## SHORT TASK
Without including any images, repeat the data exactly.

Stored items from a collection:
** START **

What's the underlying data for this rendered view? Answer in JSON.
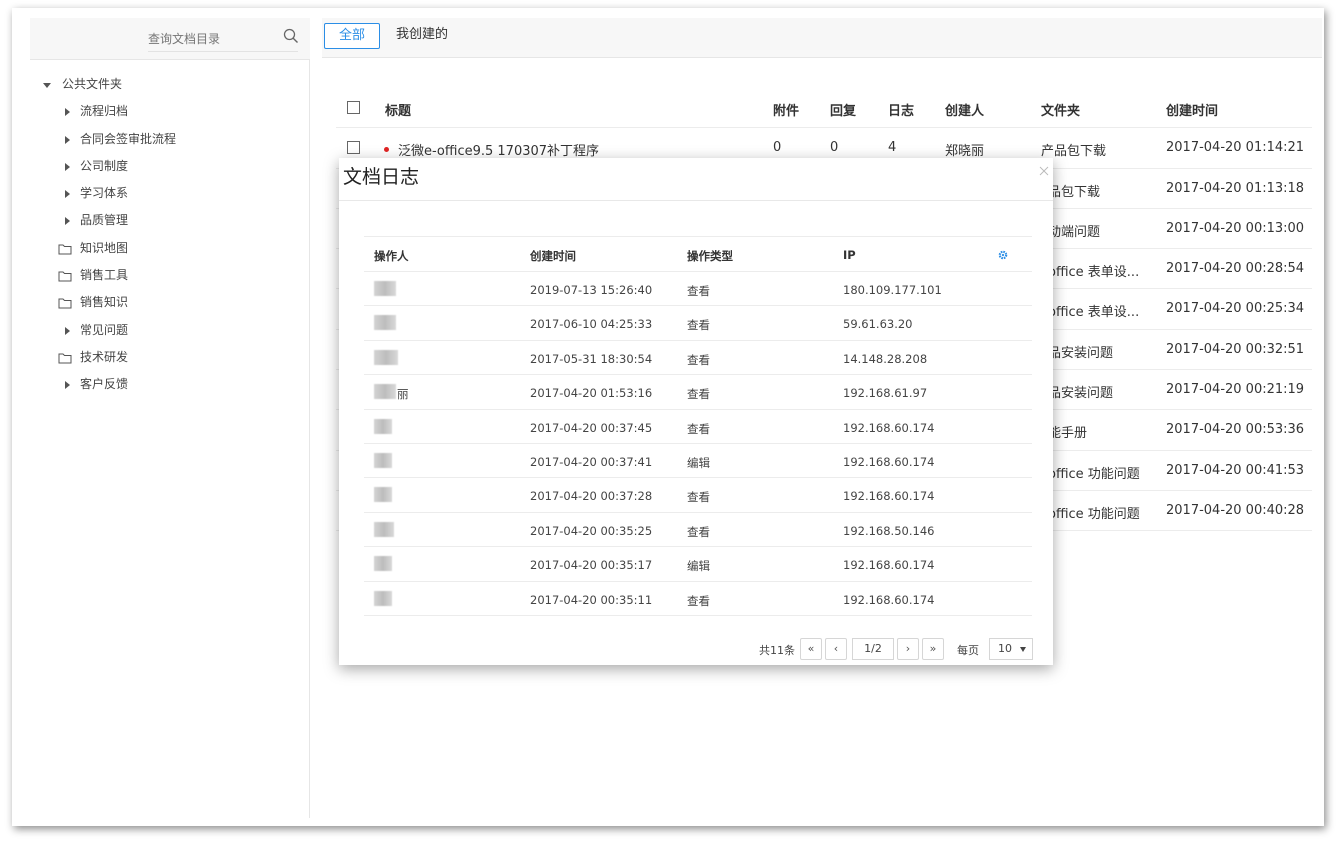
{
  "search": {
    "placeholder": "查询文档目录"
  },
  "tree": [
    {
      "label": "公共文件夹",
      "type": "expanded",
      "level": 0
    },
    {
      "label": "流程归档",
      "type": "collapsed",
      "level": 1
    },
    {
      "label": "合同会签审批流程",
      "type": "collapsed",
      "level": 1
    },
    {
      "label": "公司制度",
      "type": "collapsed",
      "level": 1
    },
    {
      "label": "学习体系",
      "type": "collapsed",
      "level": 1
    },
    {
      "label": "品质管理",
      "type": "collapsed",
      "level": 1
    },
    {
      "label": "知识地图",
      "type": "folder",
      "level": 0
    },
    {
      "label": "销售工具",
      "type": "folder",
      "level": 0
    },
    {
      "label": "销售知识",
      "type": "folder",
      "level": 0
    },
    {
      "label": "常见问题",
      "type": "collapsed",
      "level": 1
    },
    {
      "label": "技术研发",
      "type": "folder",
      "level": 0
    },
    {
      "label": "客户反馈",
      "type": "collapsed",
      "level": 1
    }
  ],
  "tabs": {
    "all": "全部",
    "mine": "我创建的"
  },
  "doc_table": {
    "headers": {
      "title": "标题",
      "attach": "附件",
      "reply": "回复",
      "log": "日志",
      "creator": "创建人",
      "folder": "文件夹",
      "created": "创建时间"
    },
    "first_row": {
      "title": "泛微e-office9.5 170307补丁程序",
      "attach": "0",
      "reply": "0",
      "log": "4",
      "creator": "郑晓丽"
    },
    "rows": [
      {
        "folder": "产品包下载",
        "created": "2017-04-20 01:14:21"
      },
      {
        "folder": "品包下载",
        "created": "2017-04-20 01:13:18"
      },
      {
        "folder": "动端问题",
        "created": "2017-04-20 00:13:00"
      },
      {
        "folder": "office 表单设...",
        "created": "2017-04-20 00:28:54"
      },
      {
        "folder": "office 表单设...",
        "created": "2017-04-20 00:25:34"
      },
      {
        "folder": "品安装问题",
        "created": "2017-04-20 00:32:51"
      },
      {
        "folder": "品安装问题",
        "created": "2017-04-20 00:21:19"
      },
      {
        "folder": "能手册",
        "created": "2017-04-20 00:53:36"
      },
      {
        "folder": "office 功能问题",
        "created": "2017-04-20 00:41:53"
      },
      {
        "folder": "office 功能问题",
        "created": "2017-04-20 00:40:28"
      }
    ]
  },
  "modal": {
    "title": "文档日志",
    "headers": {
      "operator": "操作人",
      "created": "创建时间",
      "op_type": "操作类型",
      "ip": "IP"
    },
    "rows": [
      {
        "operator": "",
        "created": "2019-07-13 15:26:40",
        "op_type": "查看",
        "ip": "180.109.177.101"
      },
      {
        "operator": "",
        "created": "2017-06-10 04:25:33",
        "op_type": "查看",
        "ip": "59.61.63.20"
      },
      {
        "operator": "",
        "created": "2017-05-31 18:30:54",
        "op_type": "查看",
        "ip": "14.148.28.208"
      },
      {
        "operator": "丽",
        "created": "2017-04-20 01:53:16",
        "op_type": "查看",
        "ip": "192.168.61.97"
      },
      {
        "operator": "",
        "created": "2017-04-20 00:37:45",
        "op_type": "查看",
        "ip": "192.168.60.174"
      },
      {
        "operator": "",
        "created": "2017-04-20 00:37:41",
        "op_type": "编辑",
        "ip": "192.168.60.174"
      },
      {
        "operator": "",
        "created": "2017-04-20 00:37:28",
        "op_type": "查看",
        "ip": "192.168.60.174"
      },
      {
        "operator": "",
        "created": "2017-04-20 00:35:25",
        "op_type": "查看",
        "ip": "192.168.50.146"
      },
      {
        "operator": "",
        "created": "2017-04-20 00:35:17",
        "op_type": "编辑",
        "ip": "192.168.60.174"
      },
      {
        "operator": "",
        "created": "2017-04-20 00:35:11",
        "op_type": "查看",
        "ip": "192.168.60.174"
      }
    ],
    "pager": {
      "total": "共11条",
      "first": "«",
      "prev": "‹",
      "page": "1/2",
      "next": "›",
      "last": "»",
      "per_page_label": "每页",
      "per_page": "10"
    }
  },
  "colors": {
    "accent": "#2b8ee6",
    "dot": "#e02424"
  }
}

** END **

## EXPECTED ANSWER
What's the underlying data for this rendered view? Answer in JSON.
{
  "search": {
    "placeholder": "查询文档目录"
  },
  "tree": [
    {
      "label": "公共文件夹",
      "type": "expanded",
      "level": 0
    },
    {
      "label": "流程归档",
      "type": "collapsed",
      "level": 1
    },
    {
      "label": "合同会签审批流程",
      "type": "collapsed",
      "level": 1
    },
    {
      "label": "公司制度",
      "type": "collapsed",
      "level": 1
    },
    {
      "label": "学习体系",
      "type": "collapsed",
      "level": 1
    },
    {
      "label": "品质管理",
      "type": "collapsed",
      "level": 1
    },
    {
      "label": "知识地图",
      "type": "folder",
      "level": 0
    },
    {
      "label": "销售工具",
      "type": "folder",
      "level": 0
    },
    {
      "label": "销售知识",
      "type": "folder",
      "level": 0
    },
    {
      "label": "常见问题",
      "type": "collapsed",
      "level": 1
    },
    {
      "label": "技术研发",
      "type": "folder",
      "level": 0
    },
    {
      "label": "客户反馈",
      "type": "collapsed",
      "level": 1
    }
  ],
  "tabs": {
    "all": "全部",
    "mine": "我创建的"
  },
  "doc_table": {
    "headers": {
      "title": "标题",
      "attach": "附件",
      "reply": "回复",
      "log": "日志",
      "creator": "创建人",
      "folder": "文件夹",
      "created": "创建时间"
    },
    "first_row": {
      "title": "泛微e-office9.5 170307补丁程序",
      "attach": "0",
      "reply": "0",
      "log": "4",
      "creator": "郑晓丽"
    },
    "rows": [
      {
        "folder": "产品包下载",
        "created": "2017-04-20 01:14:21"
      },
      {
        "folder": "品包下载",
        "created": "2017-04-20 01:13:18"
      },
      {
        "folder": "动端问题",
        "created": "2017-04-20 00:13:00"
      },
      {
        "folder": "office 表单设...",
        "created": "2017-04-20 00:28:54"
      },
      {
        "folder": "office 表单设...",
        "created": "2017-04-20 00:25:34"
      },
      {
        "folder": "品安装问题",
        "created": "2017-04-20 00:32:51"
      },
      {
        "folder": "品安装问题",
        "created": "2017-04-20 00:21:19"
      },
      {
        "folder": "能手册",
        "created": "2017-04-20 00:53:36"
      },
      {
        "folder": "office 功能问题",
        "created": "2017-04-20 00:41:53"
      },
      {
        "folder": "office 功能问题",
        "created": "2017-04-20 00:40:28"
      }
    ]
  },
  "modal": {
    "title": "文档日志",
    "headers": {
      "operator": "操作人",
      "created": "创建时间",
      "op_type": "操作类型",
      "ip": "IP"
    },
    "rows": [
      {
        "operator": "",
        "created": "2019-07-13 15:26:40",
        "op_type": "查看",
        "ip": "180.109.177.101"
      },
      {
        "operator": "",
        "created": "2017-06-10 04:25:33",
        "op_type": "查看",
        "ip": "59.61.63.20"
      },
      {
        "operator": "",
        "created": "2017-05-31 18:30:54",
        "op_type": "查看",
        "ip": "14.148.28.208"
      },
      {
        "operator": "丽",
        "created": "2017-04-20 01:53:16",
        "op_type": "查看",
        "ip": "192.168.61.97"
      },
      {
        "operator": "",
        "created": "2017-04-20 00:37:45",
        "op_type": "查看",
        "ip": "192.168.60.174"
      },
      {
        "operator": "",
        "created": "2017-04-20 00:37:41",
        "op_type": "编辑",
        "ip": "192.168.60.174"
      },
      {
        "operator": "",
        "created": "2017-04-20 00:37:28",
        "op_type": "查看",
        "ip": "192.168.60.174"
      },
      {
        "operator": "",
        "created": "2017-04-20 00:35:25",
        "op_type": "查看",
        "ip": "192.168.50.146"
      },
      {
        "operator": "",
        "created": "2017-04-20 00:35:17",
        "op_type": "编辑",
        "ip": "192.168.60.174"
      },
      {
        "operator": "",
        "created": "2017-04-20 00:35:11",
        "op_type": "查看",
        "ip": "192.168.60.174"
      }
    ],
    "pager": {
      "total": "共11条",
      "first": "«",
      "prev": "‹",
      "page": "1/2",
      "next": "›",
      "last": "»",
      "per_page_label": "每页",
      "per_page": "10"
    }
  },
  "colors": {
    "accent": "#2b8ee6",
    "dot": "#e02424"
  }
}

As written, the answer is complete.